• Instructions for the task
Retype the full set of records. Keep every character identical.

• Records
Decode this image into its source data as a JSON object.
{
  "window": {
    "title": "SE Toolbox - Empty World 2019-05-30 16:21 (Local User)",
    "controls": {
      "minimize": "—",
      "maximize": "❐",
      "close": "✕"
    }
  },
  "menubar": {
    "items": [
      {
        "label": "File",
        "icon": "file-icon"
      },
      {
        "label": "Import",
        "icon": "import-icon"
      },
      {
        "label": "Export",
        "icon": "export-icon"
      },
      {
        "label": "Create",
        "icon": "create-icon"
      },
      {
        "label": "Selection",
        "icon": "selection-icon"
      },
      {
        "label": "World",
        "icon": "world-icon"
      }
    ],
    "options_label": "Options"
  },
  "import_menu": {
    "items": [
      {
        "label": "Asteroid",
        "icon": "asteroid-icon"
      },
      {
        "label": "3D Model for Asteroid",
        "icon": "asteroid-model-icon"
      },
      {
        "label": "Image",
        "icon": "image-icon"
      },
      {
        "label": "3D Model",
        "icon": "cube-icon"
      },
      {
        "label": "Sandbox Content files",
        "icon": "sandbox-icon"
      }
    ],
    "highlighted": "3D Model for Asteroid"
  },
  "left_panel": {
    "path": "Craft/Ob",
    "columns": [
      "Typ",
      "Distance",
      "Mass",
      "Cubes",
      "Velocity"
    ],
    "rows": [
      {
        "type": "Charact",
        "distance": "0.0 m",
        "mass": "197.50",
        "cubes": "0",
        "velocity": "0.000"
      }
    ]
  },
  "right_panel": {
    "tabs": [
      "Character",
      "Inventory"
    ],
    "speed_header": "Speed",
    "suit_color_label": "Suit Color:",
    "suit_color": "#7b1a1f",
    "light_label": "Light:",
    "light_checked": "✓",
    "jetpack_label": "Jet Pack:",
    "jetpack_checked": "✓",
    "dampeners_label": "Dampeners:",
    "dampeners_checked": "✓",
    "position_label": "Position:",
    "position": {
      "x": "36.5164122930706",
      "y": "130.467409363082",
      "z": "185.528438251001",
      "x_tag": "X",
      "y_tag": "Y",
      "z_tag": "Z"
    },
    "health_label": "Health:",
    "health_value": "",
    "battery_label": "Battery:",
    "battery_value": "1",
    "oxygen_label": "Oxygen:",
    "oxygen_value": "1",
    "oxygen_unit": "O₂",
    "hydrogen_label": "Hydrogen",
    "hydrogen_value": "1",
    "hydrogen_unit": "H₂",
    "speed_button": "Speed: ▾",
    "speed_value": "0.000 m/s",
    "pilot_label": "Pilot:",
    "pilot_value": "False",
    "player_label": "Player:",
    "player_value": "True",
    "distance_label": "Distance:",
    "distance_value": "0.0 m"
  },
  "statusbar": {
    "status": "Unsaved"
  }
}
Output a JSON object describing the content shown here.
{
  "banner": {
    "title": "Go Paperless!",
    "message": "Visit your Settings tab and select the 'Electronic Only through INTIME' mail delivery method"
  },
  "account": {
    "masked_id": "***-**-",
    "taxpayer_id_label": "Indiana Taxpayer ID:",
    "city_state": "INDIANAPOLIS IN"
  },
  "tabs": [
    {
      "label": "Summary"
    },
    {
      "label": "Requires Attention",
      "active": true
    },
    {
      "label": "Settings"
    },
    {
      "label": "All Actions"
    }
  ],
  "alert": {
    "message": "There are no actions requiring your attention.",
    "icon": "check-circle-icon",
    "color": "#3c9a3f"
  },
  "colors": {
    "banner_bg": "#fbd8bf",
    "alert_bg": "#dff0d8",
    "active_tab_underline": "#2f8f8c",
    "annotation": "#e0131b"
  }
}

• Output of the task
Decode this image into its source data as a JSON object.
{
  "window": {
    "title": "SE Toolbox - Empty World 2019-05-30 16:21 (Local User)",
    "controls": {
      "minimize": "—",
      "maximize": "❐",
      "close": "✕"
    }
  },
  "menubar": {
    "items": [
      {
        "label": "File",
        "icon": "file-icon"
      },
      {
        "label": "Import",
        "icon": "import-icon"
      },
      {
        "label": "Export",
        "icon": "export-icon"
      },
      {
        "label": "Create",
        "icon": "create-icon"
      },
      {
        "label": "Selection",
        "icon": "selection-icon"
      },
      {
        "label": "World",
        "icon": "world-icon"
      }
    ],
    "options_label": "Options"
  },
  "import_menu": {
    "items": [
      {
        "label": "Asteroid",
        "icon": "asteroid-icon"
      },
      {
        "label": "3D Model for Asteroid",
        "icon": "asteroid-model-icon"
      },
      {
        "label": "Image",
        "icon": "image-icon"
      },
      {
        "label": "3D Model",
        "icon": "cube-icon"
      },
      {
        "label": "Sandbox Content files",
        "icon": "sandbox-icon"
      }
    ],
    "highlighted": "3D Model for Asteroid"
  },
  "left_panel": {
    "path": "Craft/Ob",
    "columns": [
      "Typ",
      "Distance",
      "Mass",
      "Cubes",
      "Velocity"
    ],
    "rows": [
      {
        "type": "Charact",
        "distance": "0.0 m",
        "mass": "197.50",
        "cubes": "0",
        "velocity": "0.000"
      }
    ]
  },
  "right_panel": {
    "tabs": [
      "Character",
      "Inventory"
    ],
    "speed_header": "Speed",
    "suit_color_label": "Suit Color:",
    "suit_color": "#7b1a1f",
    "light_label": "Light:",
    "light_checked": "✓",
    "jetpack_label": "Jet Pack:",
    "jetpack_checked": "✓",
    "dampeners_label": "Dampeners:",
    "dampeners_checked": "✓",
    "position_label": "Position:",
    "position": {
      "x": "36.5164122930706",
      "y": "130.467409363082",
      "z": "185.528438251001",
      "x_tag": "X",
      "y_tag": "Y",
      "z_tag": "Z"
    },
    "health_label": "Health:",
    "health_value": "",
    "battery_label": "Battery:",
    "battery_value": "1",
    "oxygen_label": "Oxygen:",
    "oxygen_value": "1",
    "oxygen_unit": "O₂",
    "hydrogen_label": "Hydrogen",
    "hydrogen_value": "1",
    "hydrogen_unit": "H₂",
    "speed_button": "Speed: ▾",
    "speed_value": "0.000 m/s",
    "pilot_label": "Pilot:",
    "pilot_value": "False",
    "player_label": "Player:",
    "player_value": "True",
    "distance_label": "Distance:",
    "distance_value": "0.0 m"
  },
  "statusbar": {
    "status": "Unsaved"
  }
}
Output a JSON object describing the content shown here.
{
  "banner": {
    "title": "Go Paperless!",
    "message": "Visit your Settings tab and select the 'Electronic Only through INTIME' mail delivery method"
  },
  "account": {
    "masked_id": "***-**-",
    "taxpayer_id_label": "Indiana Taxpayer ID:",
    "city_state": "INDIANAPOLIS IN"
  },
  "tabs": [
    {
      "label": "Summary"
    },
    {
      "label": "Requires Attention",
      "active": true
    },
    {
      "label": "Settings"
    },
    {
      "label": "All Actions"
    }
  ],
  "alert": {
    "message": "There are no actions requiring your attention.",
    "icon": "check-circle-icon",
    "color": "#3c9a3f"
  },
  "colors": {
    "banner_bg": "#fbd8bf",
    "alert_bg": "#dff0d8",
    "active_tab_underline": "#2f8f8c",
    "annotation": "#e0131b"
  }
}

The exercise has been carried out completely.